Objectives |
a: Answer these questions from the farm interview transcript:
(i) What does Carol McFarland say she heard?
(ii) According to Andy Juris, how long can an untried product sit on the shop floor?
(iii) How does Andy Juris say he needs to be able to see a result to judge whether it is working?
b: Reproduce the farm interview transcript word for word, starting at "Awesome. Thanks. Well, you" and ending at "heard check strips.".

Text |
.....
Awesome. Thanks. Well, you know, something else I heard you talking about is that it sounds like you actually have a pretty dialed in process for how you go about exploring something new on the farm. 


Andy Juris

Yeah, I guess our probably our…

Carol McFarland

I mean, I heard check strips. 


Andy Juris

Right, it’s not formalized, I suppose. Like, as in we have a written policy. I do feel that all too often you get a product, even if it’s free to try and we just throw it in the drills. Sometimes you don’t even do it. It sits on the shop floor for a year or two. And, and then at some point it disappears. And, and one point the guy says, where did it go? And you say, I don’t know, you know, it’s out there in the, you know, , acres it’s out there somewhere. And there’s no point in really doing that. So we do try as much as it just, you know, in the heat of the moment in seeding kills me. We try to do check strips. We try to weigh it across the scale accurately. We try to look at the grain quality. and some of the other things they talk about, whether it be soil, beneficial soil things later on. I know there are farmers out there that I respect imminently that have way better processes than I do. For me, mostly it’s fairly simple. You know, we do the check strips, but I usually have stood there with a lot of guys going, I need to be able to see it with the naked eye to really get a good feel of whether this is working or not. Cause usually if you don’t, you’re going to come in with a statistically insignificant result is my experience here anyway.
.....
Extracted entries |
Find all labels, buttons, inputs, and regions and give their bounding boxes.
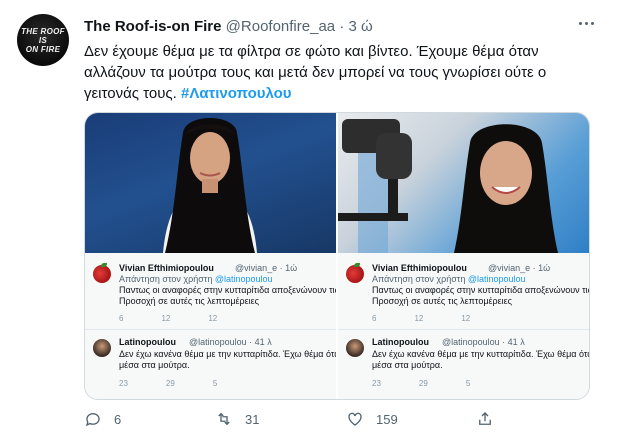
reply-count: 6 (114, 411, 122, 427)
reply-avatar (346, 339, 364, 357)
portrait-photo (85, 113, 336, 253)
reply-count: 6 (372, 314, 377, 323)
avatar-text-line: IS (38, 35, 48, 45)
retweet-count: 12 (414, 314, 424, 323)
radio-studio-photo (338, 113, 589, 253)
reply-line: Προσοχή σε αυτές τις λεπτομέρειες (119, 296, 259, 306)
reply-avatar (93, 265, 111, 283)
reply-handle: @latinopoulou · 41 λ (442, 337, 525, 347)
reply-line: Παντως οι αναφορές στην κυτταρίτιδα αποξ… (119, 285, 336, 295)
reply-to-label: Απάντηση στον χρήστη @latinopoulou (119, 274, 273, 284)
reply-author: Latinopoulou (372, 337, 429, 347)
like-icon (348, 412, 362, 426)
reply-line: Παντως οι αναφορές στην κυτταρίτιδα αποξ… (372, 285, 589, 295)
tweet-body: Δεν έχουμε θέμα με τα φίλτρα σε φώτο και… (84, 43, 547, 102)
reply-author: Latinopoulou (119, 337, 176, 347)
tweet-header: The Roof-is-on Fire @Roofonfire_aa · 3 ώ (84, 18, 373, 35)
reply-author: Vivian Efthimiopoulou (119, 263, 214, 273)
retweet-button[interactable]: 31 (215, 410, 259, 428)
reply-line: Δεν έχω κανένα θέμα με την κυτταρίτιδα. … (372, 349, 589, 359)
reply-counts: 23 29 5 (372, 379, 508, 388)
tweet[interactable]: THE ROOF IS ON FIRE The Roof-is-on Fire … (0, 0, 620, 434)
reply-line: μέσα στα μούτρα. (119, 360, 190, 370)
retweet-count: 29 (418, 379, 428, 388)
retweet-icon (218, 412, 230, 426)
like-count: 159 (376, 411, 398, 427)
reply-to-prefix: Απάντηση στον χρήστη (119, 274, 213, 284)
share-icon (479, 412, 491, 425)
author-avatar[interactable]: THE ROOF IS ON FIRE (17, 14, 69, 66)
reply-icon (85, 413, 100, 427)
reply-to-handle: @latinopoulou (467, 274, 526, 284)
reply-to-prefix: Απάντηση στον χρήστη (372, 274, 466, 284)
reply-to-label: Απάντηση στον χρήστη @latinopoulou (372, 274, 526, 284)
tweet-actions: 6 31 159 (84, 410, 514, 428)
more-icon[interactable] (574, 14, 598, 32)
tweet-text: Δεν έχουμε θέμα με τα φίλτρα σε φώτο και… (84, 41, 594, 104)
like-count: 12 (461, 314, 471, 323)
share-button[interactable] (476, 410, 506, 428)
reply-line: Προσοχή σε αυτές τις λεπτομέρειες (372, 296, 512, 306)
hashtag-link[interactable]: #Λατινοπουλου (181, 85, 292, 102)
media-image-left[interactable]: Vivian Efthimiopoulou @vivian_e · 1ώ Απά… (85, 113, 336, 399)
media-image-right[interactable]: Vivian Efthimiopoulou @vivian_e · 1ώ Απά… (338, 113, 589, 399)
reply-button[interactable]: 6 (84, 410, 121, 428)
like-count: 12 (208, 314, 218, 323)
reply-count: 23 (119, 379, 128, 388)
reply-counts: 6 12 12 (372, 314, 508, 323)
media-grid[interactable]: Vivian Efthimiopoulou @vivian_e · 1ώ Απά… (84, 112, 590, 400)
reply-line: μέσα στα μούτρα. (372, 360, 443, 370)
reply-count: 6 (119, 314, 124, 323)
reply-line: Δεν έχω κανένα θέμα με την κυτταρίτιδα. … (119, 349, 336, 359)
reply-handle: @vivian_e · 1ώ (488, 263, 551, 273)
author-handle[interactable]: @Roofonfire_aa (226, 18, 335, 35)
reply-handle: @vivian_e · 1ώ (235, 263, 298, 273)
reply-counts: 6 12 12 (119, 314, 255, 323)
like-count: 5 (465, 379, 471, 388)
tweet-timestamp[interactable]: 3 ώ (348, 18, 372, 35)
reply-counts: 23 29 5 (119, 379, 255, 388)
retweet-count: 12 (161, 314, 171, 323)
retweet-count: 31 (245, 411, 260, 427)
reply-author: Vivian Efthimiopoulou (372, 263, 467, 273)
reply-count: 23 (372, 379, 381, 388)
reply-handle: @latinopoulou · 41 λ (189, 337, 272, 347)
divider (85, 329, 336, 330)
reply-to-handle: @latinopoulou (214, 274, 273, 284)
author-name[interactable]: The Roof-is-on Fire (84, 18, 222, 35)
divider (338, 329, 589, 330)
avatar-text-line: ON FIRE (25, 44, 61, 54)
like-count: 5 (212, 379, 218, 388)
avatar-text-line: THE ROOF (21, 26, 65, 36)
separator-dot: · (339, 18, 345, 35)
reply-avatar (93, 339, 111, 357)
reply-avatar (346, 265, 364, 283)
like-button[interactable]: 159 (346, 410, 398, 428)
retweet-count: 29 (165, 379, 175, 388)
.....
Results by task |
a:
(i) Check strips.
(ii) A year or two.
(iii) With the naked eye.

b:
Awesome. Thanks. Well, you know, something else I heard you talking about is that it sounds like you actually have a pretty dialed in process for how you go about exploring something new on the farm. 


Andy Juris

Yeah, I guess our probably our…

Carol McFarland

I mean, I heard check strips.